Data to process:
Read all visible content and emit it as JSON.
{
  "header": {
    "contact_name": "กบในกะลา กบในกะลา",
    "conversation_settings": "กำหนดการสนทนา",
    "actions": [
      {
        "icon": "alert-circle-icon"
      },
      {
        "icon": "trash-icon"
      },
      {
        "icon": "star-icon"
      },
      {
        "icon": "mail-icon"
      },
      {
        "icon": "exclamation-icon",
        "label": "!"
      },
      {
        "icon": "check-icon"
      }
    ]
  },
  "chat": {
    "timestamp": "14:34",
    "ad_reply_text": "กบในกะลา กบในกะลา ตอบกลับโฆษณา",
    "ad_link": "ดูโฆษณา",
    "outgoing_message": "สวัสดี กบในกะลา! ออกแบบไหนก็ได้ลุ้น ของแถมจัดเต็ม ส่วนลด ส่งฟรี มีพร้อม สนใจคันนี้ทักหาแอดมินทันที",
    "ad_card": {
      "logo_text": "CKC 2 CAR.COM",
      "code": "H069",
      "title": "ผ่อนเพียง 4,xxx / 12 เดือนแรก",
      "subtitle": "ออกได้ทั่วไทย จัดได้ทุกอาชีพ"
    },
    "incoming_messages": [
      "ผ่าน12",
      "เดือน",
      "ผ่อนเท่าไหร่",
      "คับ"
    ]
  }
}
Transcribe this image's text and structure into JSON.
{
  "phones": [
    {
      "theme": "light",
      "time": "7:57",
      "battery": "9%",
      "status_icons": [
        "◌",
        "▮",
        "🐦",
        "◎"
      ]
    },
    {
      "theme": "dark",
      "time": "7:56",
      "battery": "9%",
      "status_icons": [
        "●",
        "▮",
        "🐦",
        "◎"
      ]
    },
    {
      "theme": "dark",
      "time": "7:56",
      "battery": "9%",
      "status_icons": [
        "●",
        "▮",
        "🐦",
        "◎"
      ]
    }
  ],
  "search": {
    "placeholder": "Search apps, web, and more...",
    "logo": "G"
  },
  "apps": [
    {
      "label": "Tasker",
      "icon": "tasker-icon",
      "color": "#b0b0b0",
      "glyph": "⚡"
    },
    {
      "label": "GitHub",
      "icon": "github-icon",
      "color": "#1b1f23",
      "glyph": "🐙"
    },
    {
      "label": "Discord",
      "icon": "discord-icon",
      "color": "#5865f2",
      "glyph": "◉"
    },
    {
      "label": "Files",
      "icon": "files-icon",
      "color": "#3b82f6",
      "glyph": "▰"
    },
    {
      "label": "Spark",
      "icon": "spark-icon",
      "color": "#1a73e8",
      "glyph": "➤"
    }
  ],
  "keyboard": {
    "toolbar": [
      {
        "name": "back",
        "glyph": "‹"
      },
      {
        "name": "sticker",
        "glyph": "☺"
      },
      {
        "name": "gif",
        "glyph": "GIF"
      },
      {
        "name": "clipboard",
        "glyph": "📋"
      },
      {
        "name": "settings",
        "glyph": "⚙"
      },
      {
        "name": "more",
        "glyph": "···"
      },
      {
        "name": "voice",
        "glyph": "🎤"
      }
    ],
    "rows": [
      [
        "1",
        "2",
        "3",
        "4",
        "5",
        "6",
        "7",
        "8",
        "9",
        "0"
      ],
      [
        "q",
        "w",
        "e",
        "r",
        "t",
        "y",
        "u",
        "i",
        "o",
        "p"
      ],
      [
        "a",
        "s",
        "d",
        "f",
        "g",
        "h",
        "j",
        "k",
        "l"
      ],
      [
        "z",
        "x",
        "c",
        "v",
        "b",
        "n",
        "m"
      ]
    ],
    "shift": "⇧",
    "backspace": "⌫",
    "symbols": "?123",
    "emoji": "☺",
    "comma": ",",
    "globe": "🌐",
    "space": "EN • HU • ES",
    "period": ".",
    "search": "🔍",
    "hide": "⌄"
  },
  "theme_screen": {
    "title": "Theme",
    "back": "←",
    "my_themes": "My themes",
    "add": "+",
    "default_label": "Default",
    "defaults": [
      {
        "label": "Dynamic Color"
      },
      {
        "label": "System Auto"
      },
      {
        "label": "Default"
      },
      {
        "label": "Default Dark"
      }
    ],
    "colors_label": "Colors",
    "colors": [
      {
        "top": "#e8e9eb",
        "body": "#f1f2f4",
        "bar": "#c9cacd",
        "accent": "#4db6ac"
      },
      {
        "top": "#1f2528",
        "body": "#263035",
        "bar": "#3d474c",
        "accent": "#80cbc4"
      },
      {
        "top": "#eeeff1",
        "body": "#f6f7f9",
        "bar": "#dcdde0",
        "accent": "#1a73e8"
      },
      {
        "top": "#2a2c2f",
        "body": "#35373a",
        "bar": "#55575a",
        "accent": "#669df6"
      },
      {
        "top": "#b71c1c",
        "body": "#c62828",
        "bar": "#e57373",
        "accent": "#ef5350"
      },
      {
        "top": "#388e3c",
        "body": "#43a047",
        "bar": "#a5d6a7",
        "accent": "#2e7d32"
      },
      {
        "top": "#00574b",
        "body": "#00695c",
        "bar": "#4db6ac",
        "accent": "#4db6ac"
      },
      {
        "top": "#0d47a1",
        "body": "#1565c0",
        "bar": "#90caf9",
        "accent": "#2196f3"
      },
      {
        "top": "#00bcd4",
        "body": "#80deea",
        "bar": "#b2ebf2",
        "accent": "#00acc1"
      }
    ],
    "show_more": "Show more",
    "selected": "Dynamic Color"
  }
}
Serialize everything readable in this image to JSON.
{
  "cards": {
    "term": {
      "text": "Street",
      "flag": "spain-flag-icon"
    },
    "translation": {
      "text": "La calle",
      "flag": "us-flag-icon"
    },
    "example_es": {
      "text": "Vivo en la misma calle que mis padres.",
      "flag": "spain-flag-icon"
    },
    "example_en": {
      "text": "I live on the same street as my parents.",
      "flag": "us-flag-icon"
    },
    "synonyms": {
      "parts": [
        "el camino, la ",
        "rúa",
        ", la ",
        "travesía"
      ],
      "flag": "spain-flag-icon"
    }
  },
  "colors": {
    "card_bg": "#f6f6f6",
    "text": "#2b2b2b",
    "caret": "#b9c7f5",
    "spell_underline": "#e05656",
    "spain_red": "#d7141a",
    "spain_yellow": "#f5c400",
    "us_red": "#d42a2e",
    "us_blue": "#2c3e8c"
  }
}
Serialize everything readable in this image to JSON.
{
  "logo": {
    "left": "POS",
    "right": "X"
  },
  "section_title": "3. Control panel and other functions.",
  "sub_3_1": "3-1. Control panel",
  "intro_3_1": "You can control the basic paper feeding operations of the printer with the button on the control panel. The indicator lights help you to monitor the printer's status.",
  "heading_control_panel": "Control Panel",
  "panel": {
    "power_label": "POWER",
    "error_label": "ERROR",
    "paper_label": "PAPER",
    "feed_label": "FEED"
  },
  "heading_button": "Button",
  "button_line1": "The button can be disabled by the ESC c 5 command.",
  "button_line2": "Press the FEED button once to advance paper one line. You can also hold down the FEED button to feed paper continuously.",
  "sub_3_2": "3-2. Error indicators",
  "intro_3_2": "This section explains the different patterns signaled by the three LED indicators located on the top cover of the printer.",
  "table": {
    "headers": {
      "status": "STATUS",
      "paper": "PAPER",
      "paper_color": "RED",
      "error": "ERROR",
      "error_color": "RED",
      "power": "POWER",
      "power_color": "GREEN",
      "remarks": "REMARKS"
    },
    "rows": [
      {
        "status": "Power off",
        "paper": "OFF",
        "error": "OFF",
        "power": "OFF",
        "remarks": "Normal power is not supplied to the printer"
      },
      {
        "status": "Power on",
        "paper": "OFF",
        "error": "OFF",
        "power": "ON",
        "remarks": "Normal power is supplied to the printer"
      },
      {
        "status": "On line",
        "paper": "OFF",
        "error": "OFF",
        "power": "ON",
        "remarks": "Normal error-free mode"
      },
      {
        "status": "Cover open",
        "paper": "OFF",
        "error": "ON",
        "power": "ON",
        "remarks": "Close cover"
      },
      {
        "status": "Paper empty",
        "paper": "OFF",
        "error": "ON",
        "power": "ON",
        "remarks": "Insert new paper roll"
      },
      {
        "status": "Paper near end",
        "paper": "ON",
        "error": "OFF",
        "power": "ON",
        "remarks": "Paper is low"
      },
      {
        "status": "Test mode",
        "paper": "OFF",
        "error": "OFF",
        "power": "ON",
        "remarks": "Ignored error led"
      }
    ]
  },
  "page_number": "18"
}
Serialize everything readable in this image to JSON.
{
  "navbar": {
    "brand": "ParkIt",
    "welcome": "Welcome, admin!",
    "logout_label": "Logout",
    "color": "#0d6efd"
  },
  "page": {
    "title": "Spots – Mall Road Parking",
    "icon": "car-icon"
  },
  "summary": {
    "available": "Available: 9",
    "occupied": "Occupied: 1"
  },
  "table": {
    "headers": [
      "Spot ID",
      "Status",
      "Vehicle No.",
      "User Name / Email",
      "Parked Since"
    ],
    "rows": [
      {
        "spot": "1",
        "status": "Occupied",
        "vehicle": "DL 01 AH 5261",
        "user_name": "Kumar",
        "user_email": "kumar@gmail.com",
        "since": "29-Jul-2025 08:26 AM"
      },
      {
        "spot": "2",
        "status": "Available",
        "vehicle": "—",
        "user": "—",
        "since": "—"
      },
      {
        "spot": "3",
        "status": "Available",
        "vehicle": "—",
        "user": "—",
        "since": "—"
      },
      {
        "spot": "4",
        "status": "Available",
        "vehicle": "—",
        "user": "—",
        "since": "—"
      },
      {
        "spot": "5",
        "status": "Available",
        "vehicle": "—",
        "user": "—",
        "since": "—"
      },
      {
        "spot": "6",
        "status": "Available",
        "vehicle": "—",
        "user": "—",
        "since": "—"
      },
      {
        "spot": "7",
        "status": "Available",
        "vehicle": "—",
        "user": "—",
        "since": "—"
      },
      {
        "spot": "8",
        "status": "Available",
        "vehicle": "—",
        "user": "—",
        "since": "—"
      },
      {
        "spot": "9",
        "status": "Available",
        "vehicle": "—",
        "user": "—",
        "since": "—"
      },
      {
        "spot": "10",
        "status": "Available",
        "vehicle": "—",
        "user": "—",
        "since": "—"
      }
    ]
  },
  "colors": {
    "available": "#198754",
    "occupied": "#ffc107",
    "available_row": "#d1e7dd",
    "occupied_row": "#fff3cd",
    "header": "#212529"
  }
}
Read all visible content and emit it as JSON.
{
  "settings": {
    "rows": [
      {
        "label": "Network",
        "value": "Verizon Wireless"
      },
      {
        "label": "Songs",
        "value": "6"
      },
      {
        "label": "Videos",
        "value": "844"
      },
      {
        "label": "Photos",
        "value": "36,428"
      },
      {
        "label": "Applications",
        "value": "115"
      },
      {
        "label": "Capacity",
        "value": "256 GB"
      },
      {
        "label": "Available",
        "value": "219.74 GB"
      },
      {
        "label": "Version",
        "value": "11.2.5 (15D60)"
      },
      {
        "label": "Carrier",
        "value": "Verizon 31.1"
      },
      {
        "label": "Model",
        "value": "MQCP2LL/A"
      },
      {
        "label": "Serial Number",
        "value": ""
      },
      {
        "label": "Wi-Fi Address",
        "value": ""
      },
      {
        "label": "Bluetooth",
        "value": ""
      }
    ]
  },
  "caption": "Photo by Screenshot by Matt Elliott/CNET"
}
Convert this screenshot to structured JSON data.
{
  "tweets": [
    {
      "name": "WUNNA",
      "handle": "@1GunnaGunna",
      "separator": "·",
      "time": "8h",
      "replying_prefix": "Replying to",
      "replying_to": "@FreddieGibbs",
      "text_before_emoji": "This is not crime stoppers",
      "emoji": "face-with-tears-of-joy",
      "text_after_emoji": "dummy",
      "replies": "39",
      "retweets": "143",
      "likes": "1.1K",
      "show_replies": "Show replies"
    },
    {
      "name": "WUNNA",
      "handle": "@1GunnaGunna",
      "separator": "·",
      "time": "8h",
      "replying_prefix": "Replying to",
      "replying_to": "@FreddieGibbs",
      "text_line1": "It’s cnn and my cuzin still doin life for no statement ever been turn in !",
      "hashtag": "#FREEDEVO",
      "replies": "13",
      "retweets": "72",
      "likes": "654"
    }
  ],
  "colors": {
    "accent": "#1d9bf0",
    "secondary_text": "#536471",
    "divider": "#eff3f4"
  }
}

Task requirements:
Filter the entries and copy out every line with the word "replies".

Exercise answer:
      "replies": "39",
      "show_replies": "Show replies"
      "replies": "13",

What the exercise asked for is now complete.